Short task >> Provide nothing but the number of lines containing the string "installed".

Material >>

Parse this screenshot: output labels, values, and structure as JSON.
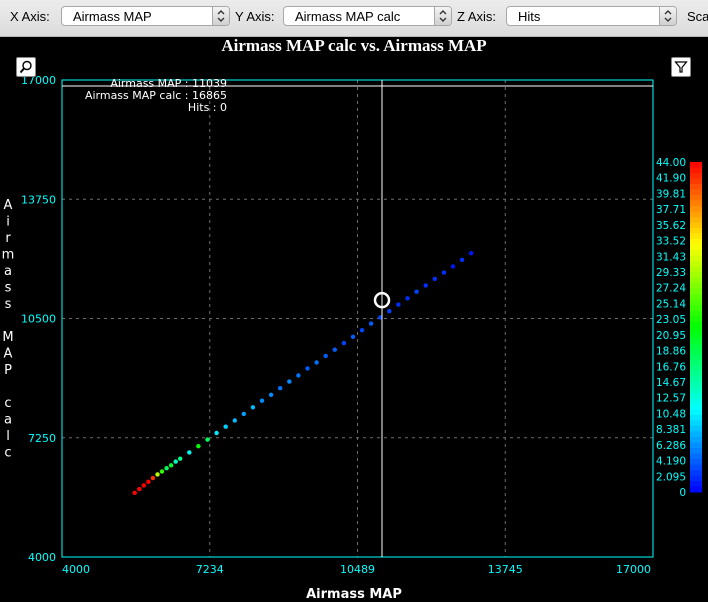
{
  "toolbar": {
    "x_label": "X Axis:",
    "x_value": "Airmass MAP",
    "y_label": "Y Axis:",
    "y_value": "Airmass MAP calc",
    "z_label": "Z Axis:",
    "z_value": "Hits",
    "scale_label": "Sca"
  },
  "icons": {
    "zoom": "zoom-icon",
    "filter": "filter-icon"
  },
  "colors": {
    "axis": "#00ffff",
    "grid": "#6e6e6e",
    "text": "#ffffff",
    "crosshair": "#ffffff"
  },
  "cursor": {
    "lines": [
      "Airmass MAP : 11039",
      "Airmass MAP calc : 16865",
      "Hits : 0"
    ],
    "x": 11039,
    "y": 16865
  },
  "chart_data": {
    "type": "scatter",
    "title": "Airmass MAP calc vs. Airmass MAP",
    "xlabel": "Airmass MAP",
    "ylabel": "Airmass MAP calc",
    "xlim": [
      4000,
      17000
    ],
    "ylim": [
      4000,
      17000
    ],
    "x_ticks": [
      "4000",
      "7234",
      "10489",
      "13745",
      "17000"
    ],
    "y_ticks": [
      "4000",
      "7250",
      "10500",
      "13750",
      "17000"
    ],
    "grid": true,
    "marker_x": 11039,
    "marker_y": 11000,
    "colorbar": {
      "label": "Hits",
      "min": 0,
      "max": 44,
      "ticks": [
        "44.00",
        "41.90",
        "39.81",
        "37.71",
        "35.62",
        "33.52",
        "31.43",
        "29.33",
        "27.24",
        "25.14",
        "23.05",
        "20.95",
        "18.86",
        "16.76",
        "14.67",
        "12.57",
        "10.48",
        "8.381",
        "6.286",
        "4.190",
        "2.095",
        "0"
      ]
    },
    "series": [
      {
        "x": [
          5600,
          5700,
          5800,
          5900,
          6000
        ],
        "y": [
          5750,
          5850,
          5950,
          6050,
          6150
        ],
        "z": [
          44,
          44,
          44,
          44,
          42
        ]
      },
      {
        "x": [
          6100,
          6200,
          6300,
          6400,
          6500
        ],
        "y": [
          6250,
          6330,
          6420,
          6500,
          6600
        ],
        "z": [
          30,
          24,
          18,
          20,
          14
        ]
      },
      {
        "x": [
          6600,
          6800,
          7000,
          7200,
          7400
        ],
        "y": [
          6680,
          6850,
          7020,
          7200,
          7380
        ],
        "z": [
          16,
          12,
          22,
          18,
          10
        ]
      },
      {
        "x": [
          7600,
          7800,
          8000,
          8200,
          8400
        ],
        "y": [
          7550,
          7720,
          7900,
          8080,
          8260
        ],
        "z": [
          9,
          8,
          7,
          8,
          6
        ]
      },
      {
        "x": [
          8600,
          8800,
          9000,
          9200,
          9400
        ],
        "y": [
          8420,
          8600,
          8780,
          8950,
          9140
        ],
        "z": [
          6,
          5,
          6,
          5,
          4
        ]
      },
      {
        "x": [
          9600,
          9800,
          10000,
          10200,
          10400
        ],
        "y": [
          9300,
          9480,
          9650,
          9830,
          10000
        ],
        "z": [
          5,
          4,
          4,
          3,
          4
        ]
      },
      {
        "x": [
          10600,
          10800,
          11000,
          11200,
          11400
        ],
        "y": [
          10180,
          10360,
          10530,
          10700,
          10880
        ],
        "z": [
          3,
          4,
          3,
          3,
          2
        ]
      },
      {
        "x": [
          11600,
          11800,
          12000,
          12200,
          12400,
          12600,
          12800,
          13000
        ],
        "y": [
          11050,
          11230,
          11400,
          11580,
          11750,
          11920,
          12100,
          12280
        ],
        "z": [
          2,
          3,
          2,
          2,
          2,
          1,
          2,
          1
        ]
      }
    ]
  }
}
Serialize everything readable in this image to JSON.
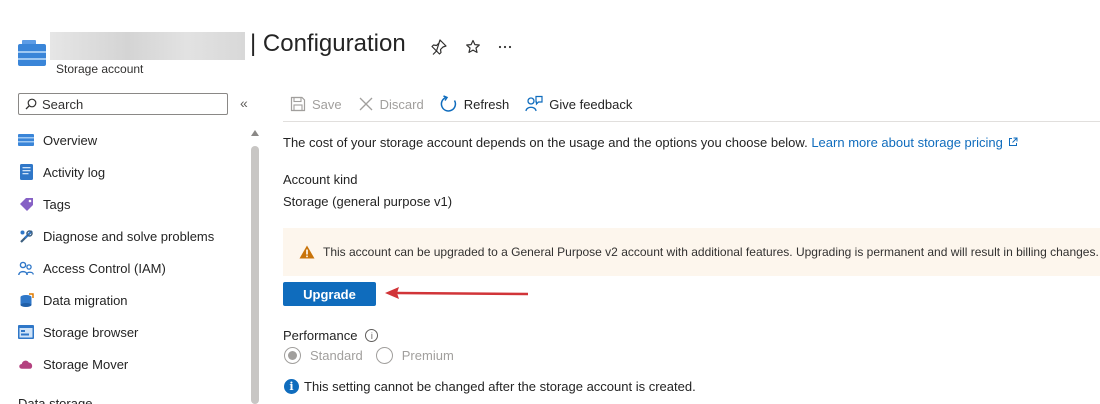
{
  "header": {
    "title": "| Configuration",
    "subtitle": "Storage account",
    "icons": [
      "storage-account-icon",
      "pin-icon",
      "star-icon",
      "more-icon"
    ]
  },
  "sidebar": {
    "search_placeholder": "Search",
    "items": [
      {
        "label": "Overview",
        "icon": "overview-icon"
      },
      {
        "label": "Activity log",
        "icon": "activity-log-icon"
      },
      {
        "label": "Tags",
        "icon": "tag-icon"
      },
      {
        "label": "Diagnose and solve problems",
        "icon": "wrench-icon"
      },
      {
        "label": "Access Control (IAM)",
        "icon": "people-icon"
      },
      {
        "label": "Data migration",
        "icon": "data-migration-icon"
      },
      {
        "label": "Storage browser",
        "icon": "storage-browser-icon"
      },
      {
        "label": "Storage Mover",
        "icon": "cloud-icon"
      }
    ],
    "section": "Data storage"
  },
  "toolbar": {
    "save": "Save",
    "discard": "Discard",
    "refresh": "Refresh",
    "feedback": "Give feedback"
  },
  "content": {
    "description": "The cost of your storage account depends on the usage and the options you choose below.",
    "learn_more": "Learn more about storage pricing",
    "account_kind_label": "Account kind",
    "account_kind_value": "Storage (general purpose v1)",
    "warning": "This account can be upgraded to a General Purpose v2 account with additional features. Upgrading is permanent and will result in billing changes.",
    "upgrade_button": "Upgrade",
    "performance_label": "Performance",
    "performance_options": [
      "Standard",
      "Premium"
    ],
    "performance_selected": "Standard",
    "note": "This setting cannot be changed after the storage account is created."
  },
  "colors": {
    "accent": "#0f6cbd",
    "warning_bg": "#fdf6ed",
    "warning_icon": "#c8730a",
    "annotation_arrow": "#d13438"
  }
}
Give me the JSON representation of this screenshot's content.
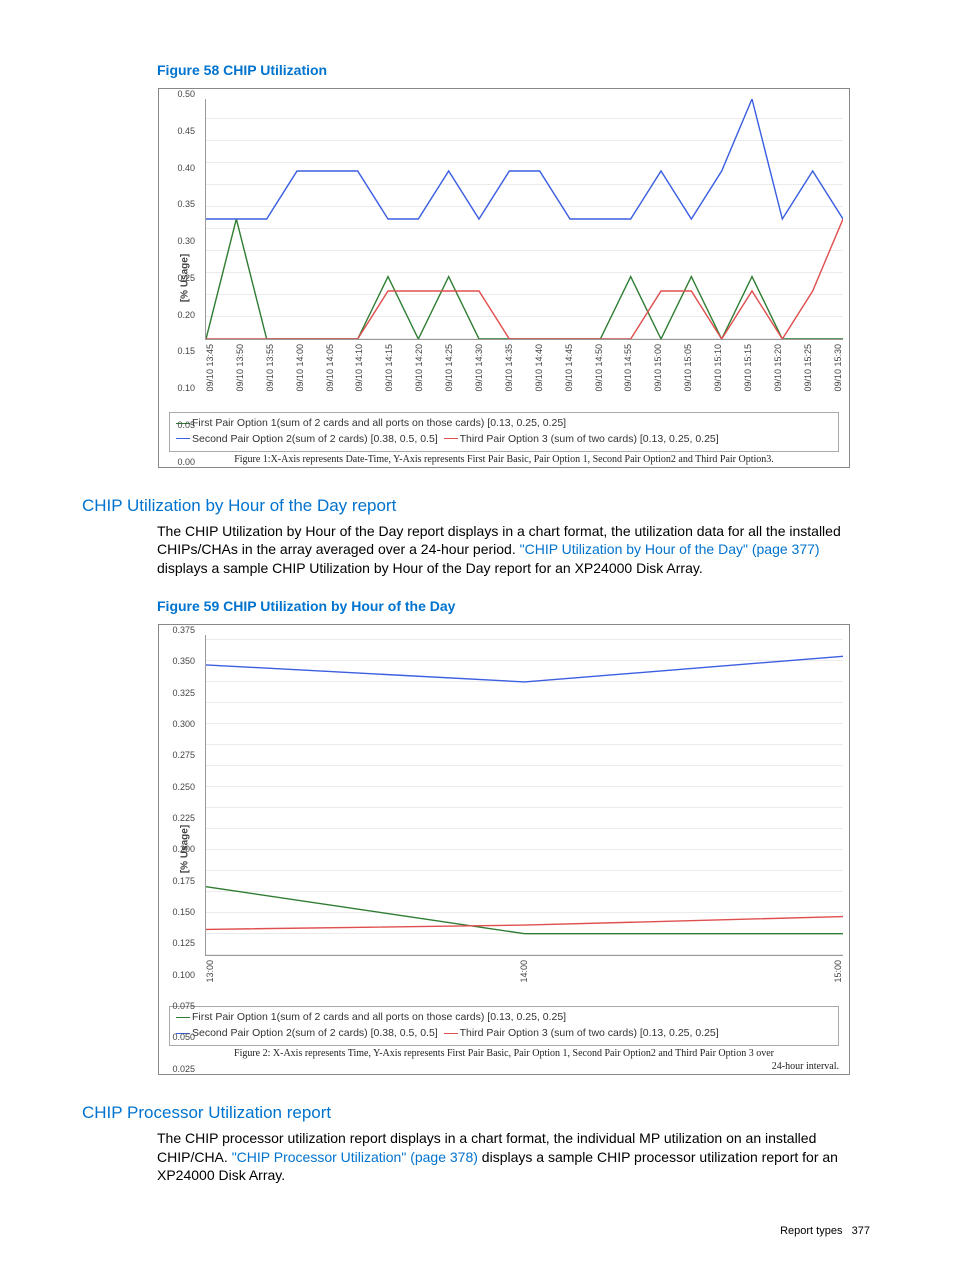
{
  "figure58": {
    "title": "Figure 58 CHIP Utilization",
    "caption": "Figure 1:X-Axis represents Date-Time, Y-Axis represents First Pair Basic, Pair Option 1, Second Pair Option2 and Third Pair Option3."
  },
  "section1": {
    "title": "CHIP Utilization by Hour of the Day report",
    "body_pre": "The CHIP Utilization by Hour of the Day report displays in a chart format, the utilization data for all the installed CHIPs/CHAs in the array averaged over a 24-hour period. ",
    "link": "\"CHIP Utilization by Hour of the Day\" (page 377)",
    "body_post": " displays a sample CHIP Utilization by Hour of the Day report for an XP24000 Disk Array."
  },
  "figure59": {
    "title": "Figure 59 CHIP Utilization by Hour of the Day",
    "caption1": "Figure 2: X-Axis represents Time, Y-Axis represents First Pair Basic, Pair Option 1, Second Pair Option2 and Third Pair Option 3 over",
    "caption2": "24-hour interval."
  },
  "section2": {
    "title": "CHIP Processor Utilization report",
    "body_pre": "The CHIP processor utilization report displays in a chart format, the individual MP utilization on an installed CHIP/CHA. ",
    "link": "\"CHIP Processor Utilization\" (page 378)",
    "body_post": " displays a sample CHIP processor utilization report for an XP24000 Disk Array."
  },
  "legend": {
    "s1": "First Pair Option 1(sum of 2 cards and all ports on those cards) [0.13, 0.25, 0.25]",
    "s2": "Second Pair Option 2(sum of 2 cards) [0.38, 0.5, 0.5]",
    "s3": "Third Pair Option 3 (sum of two cards) [0.13, 0.25, 0.25]"
  },
  "axis": {
    "ylabel": "[% Usage]"
  },
  "footer": {
    "label": "Report types",
    "page": "377"
  },
  "chart_data": [
    {
      "type": "line",
      "title": "CHIP Utilization",
      "ylabel": "[% Usage]",
      "ylim": [
        0.0,
        0.5
      ],
      "yticks": [
        "0.00",
        "0.05",
        "0.10",
        "0.15",
        "0.20",
        "0.25",
        "0.30",
        "0.35",
        "0.40",
        "0.45",
        "0.50"
      ],
      "categories": [
        "09/10 13:45",
        "09/10 13:50",
        "09/10 13:55",
        "09/10 14:00",
        "09/10 14:05",
        "09/10 14:10",
        "09/10 14:15",
        "09/10 14:20",
        "09/10 14:25",
        "09/10 14:30",
        "09/10 14:35",
        "09/10 14:40",
        "09/10 14:45",
        "09/10 14:50",
        "09/10 14:55",
        "09/10 15:00",
        "09/10 15:05",
        "09/10 15:10",
        "09/10 15:15",
        "09/10 15:20",
        "09/10 15:25",
        "09/10 15:30"
      ],
      "series": [
        {
          "name": "First Pair Option 1(sum of 2 cards and all ports on those cards) [0.13, 0.25, 0.25]",
          "color": "#2e7d32",
          "values": [
            0.0,
            0.25,
            0.0,
            0.0,
            0.0,
            0.0,
            0.13,
            0.0,
            0.13,
            0.0,
            0.0,
            0.0,
            0.0,
            0.0,
            0.13,
            0.0,
            0.13,
            0.0,
            0.13,
            0.0,
            0.0,
            0.0
          ]
        },
        {
          "name": "Second Pair Option 2(sum of 2 cards) [0.38, 0.5, 0.5]",
          "color": "#3b5fe0",
          "values": [
            0.25,
            0.25,
            0.25,
            0.35,
            0.35,
            0.35,
            0.25,
            0.25,
            0.35,
            0.25,
            0.35,
            0.35,
            0.25,
            0.25,
            0.25,
            0.35,
            0.25,
            0.35,
            0.5,
            0.25,
            0.35,
            0.25
          ]
        },
        {
          "name": "Third Pair Option 3 (sum of two cards) [0.13, 0.25, 0.25]",
          "color": "#e04f4f",
          "values": [
            0.0,
            0.0,
            0.0,
            0.0,
            0.0,
            0.0,
            0.1,
            0.1,
            0.1,
            0.1,
            0.0,
            0.0,
            0.0,
            0.0,
            0.0,
            0.1,
            0.1,
            0.0,
            0.1,
            0.0,
            0.1,
            0.25
          ]
        }
      ]
    },
    {
      "type": "line",
      "title": "CHIP Utilization by Hour of the Day",
      "ylabel": "[% Usage]",
      "ylim": [
        0.0,
        0.375
      ],
      "yticks": [
        "0.025",
        "0.050",
        "0.075",
        "0.100",
        "0.125",
        "0.150",
        "0.175",
        "0.200",
        "0.225",
        "0.250",
        "0.275",
        "0.300",
        "0.325",
        "0.350",
        "0.375"
      ],
      "categories": [
        "13:00",
        "14:00",
        "15:00"
      ],
      "series": [
        {
          "name": "First Pair Option 1(sum of 2 cards and all ports on those cards) [0.13, 0.25, 0.25]",
          "color": "#2e7d32",
          "values": [
            0.08,
            0.025,
            0.025
          ]
        },
        {
          "name": "Second Pair Option 2(sum of 2 cards) [0.38, 0.5, 0.5]",
          "color": "#3b5fe0",
          "values": [
            0.34,
            0.32,
            0.35
          ]
        },
        {
          "name": "Third Pair Option 3 (sum of two cards) [0.13, 0.25, 0.25]",
          "color": "#e04f4f",
          "values": [
            0.03,
            0.035,
            0.045
          ]
        }
      ]
    }
  ]
}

Complete answer >> 2